▶ [TASK DIRECTIONS] Reproduce each line exactly.

▶ [SUPPLIED ENTRIES]
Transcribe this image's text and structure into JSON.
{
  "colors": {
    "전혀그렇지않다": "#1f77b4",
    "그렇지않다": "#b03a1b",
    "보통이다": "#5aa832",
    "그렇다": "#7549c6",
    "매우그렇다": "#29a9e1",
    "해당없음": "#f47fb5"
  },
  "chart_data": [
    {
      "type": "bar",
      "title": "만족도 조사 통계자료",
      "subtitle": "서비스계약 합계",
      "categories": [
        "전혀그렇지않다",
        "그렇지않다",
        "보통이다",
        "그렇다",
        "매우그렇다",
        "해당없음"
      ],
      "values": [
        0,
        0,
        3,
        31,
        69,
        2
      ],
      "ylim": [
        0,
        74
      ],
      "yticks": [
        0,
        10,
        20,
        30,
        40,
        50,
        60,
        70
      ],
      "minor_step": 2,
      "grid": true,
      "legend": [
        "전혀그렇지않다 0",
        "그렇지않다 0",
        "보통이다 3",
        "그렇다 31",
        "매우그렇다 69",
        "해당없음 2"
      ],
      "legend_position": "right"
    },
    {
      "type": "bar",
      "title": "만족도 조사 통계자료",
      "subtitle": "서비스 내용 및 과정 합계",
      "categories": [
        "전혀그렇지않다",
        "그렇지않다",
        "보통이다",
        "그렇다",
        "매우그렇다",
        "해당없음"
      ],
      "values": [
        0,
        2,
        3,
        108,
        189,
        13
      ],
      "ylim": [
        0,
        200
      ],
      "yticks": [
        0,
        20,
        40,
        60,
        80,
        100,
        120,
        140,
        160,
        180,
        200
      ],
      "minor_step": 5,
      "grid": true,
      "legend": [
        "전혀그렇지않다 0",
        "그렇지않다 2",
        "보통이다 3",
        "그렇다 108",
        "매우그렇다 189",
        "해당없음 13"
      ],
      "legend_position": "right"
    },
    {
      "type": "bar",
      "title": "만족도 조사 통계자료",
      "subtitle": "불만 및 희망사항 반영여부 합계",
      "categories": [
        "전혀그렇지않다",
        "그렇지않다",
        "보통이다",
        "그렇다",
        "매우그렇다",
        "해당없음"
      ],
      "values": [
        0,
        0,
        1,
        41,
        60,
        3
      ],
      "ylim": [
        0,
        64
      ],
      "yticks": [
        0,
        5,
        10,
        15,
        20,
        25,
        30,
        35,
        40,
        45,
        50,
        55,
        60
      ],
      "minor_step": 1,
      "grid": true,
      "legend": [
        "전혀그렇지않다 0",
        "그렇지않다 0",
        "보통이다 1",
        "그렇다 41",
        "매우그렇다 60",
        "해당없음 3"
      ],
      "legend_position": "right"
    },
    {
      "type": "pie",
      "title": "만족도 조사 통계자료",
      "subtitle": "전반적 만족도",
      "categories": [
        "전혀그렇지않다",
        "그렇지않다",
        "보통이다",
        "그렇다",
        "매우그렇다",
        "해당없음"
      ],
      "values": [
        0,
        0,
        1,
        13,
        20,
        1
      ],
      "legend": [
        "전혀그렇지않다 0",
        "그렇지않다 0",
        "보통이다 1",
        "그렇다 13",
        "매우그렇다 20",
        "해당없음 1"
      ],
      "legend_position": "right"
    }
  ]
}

▶ [EXPECTED OUTPUT]
Transcribe this image's text and structure into JSON.
{
  "colors": {
    "전혀그렇지않다": "#1f77b4",
    "그렇지않다": "#b03a1b",
    "보통이다": "#5aa832",
    "그렇다": "#7549c6",
    "매우그렇다": "#29a9e1",
    "해당없음": "#f47fb5"
  },
  "chart_data": [
    {
      "type": "bar",
      "title": "만족도 조사 통계자료",
      "subtitle": "서비스계약 합계",
      "categories": [
        "전혀그렇지않다",
        "그렇지않다",
        "보통이다",
        "그렇다",
        "매우그렇다",
        "해당없음"
      ],
      "values": [
        0,
        0,
        3,
        31,
        69,
        2
      ],
      "ylim": [
        0,
        74
      ],
      "yticks": [
        0,
        10,
        20,
        30,
        40,
        50,
        60,
        70
      ],
      "minor_step": 2,
      "grid": true,
      "legend": [
        "전혀그렇지않다 0",
        "그렇지않다 0",
        "보통이다 3",
        "그렇다 31",
        "매우그렇다 69",
        "해당없음 2"
      ],
      "legend_position": "right"
    },
    {
      "type": "bar",
      "title": "만족도 조사 통계자료",
      "subtitle": "서비스 내용 및 과정 합계",
      "categories": [
        "전혀그렇지않다",
        "그렇지않다",
        "보통이다",
        "그렇다",
        "매우그렇다",
        "해당없음"
      ],
      "values": [
        0,
        2,
        3,
        108,
        189,
        13
      ],
      "ylim": [
        0,
        200
      ],
      "yticks": [
        0,
        20,
        40,
        60,
        80,
        100,
        120,
        140,
        160,
        180,
        200
      ],
      "minor_step": 5,
      "grid": true,
      "legend": [
        "전혀그렇지않다 0",
        "그렇지않다 2",
        "보통이다 3",
        "그렇다 108",
        "매우그렇다 189",
        "해당없음 13"
      ],
      "legend_position": "right"
    },
    {
      "type": "bar",
      "title": "만족도 조사 통계자료",
      "subtitle": "불만 및 희망사항 반영여부 합계",
      "categories": [
        "전혀그렇지않다",
        "그렇지않다",
        "보통이다",
        "그렇다",
        "매우그렇다",
        "해당없음"
      ],
      "values": [
        0,
        0,
        1,
        41,
        60,
        3
      ],
      "ylim": [
        0,
        64
      ],
      "yticks": [
        0,
        5,
        10,
        15,
        20,
        25,
        30,
        35,
        40,
        45,
        50,
        55,
        60
      ],
      "minor_step": 1,
      "grid": true,
      "legend": [
        "전혀그렇지않다 0",
        "그렇지않다 0",
        "보통이다 1",
        "그렇다 41",
        "매우그렇다 60",
        "해당없음 3"
      ],
      "legend_position": "right"
    },
    {
      "type": "pie",
      "title": "만족도 조사 통계자료",
      "subtitle": "전반적 만족도",
      "categories": [
        "전혀그렇지않다",
        "그렇지않다",
        "보통이다",
        "그렇다",
        "매우그렇다",
        "해당없음"
      ],
      "values": [
        0,
        0,
        1,
        13,
        20,
        1
      ],
      "legend": [
        "전혀그렇지않다 0",
        "그렇지않다 0",
        "보통이다 1",
        "그렇다 13",
        "매우그렇다 20",
        "해당없음 1"
      ],
      "legend_position": "right"
    }
  ]
}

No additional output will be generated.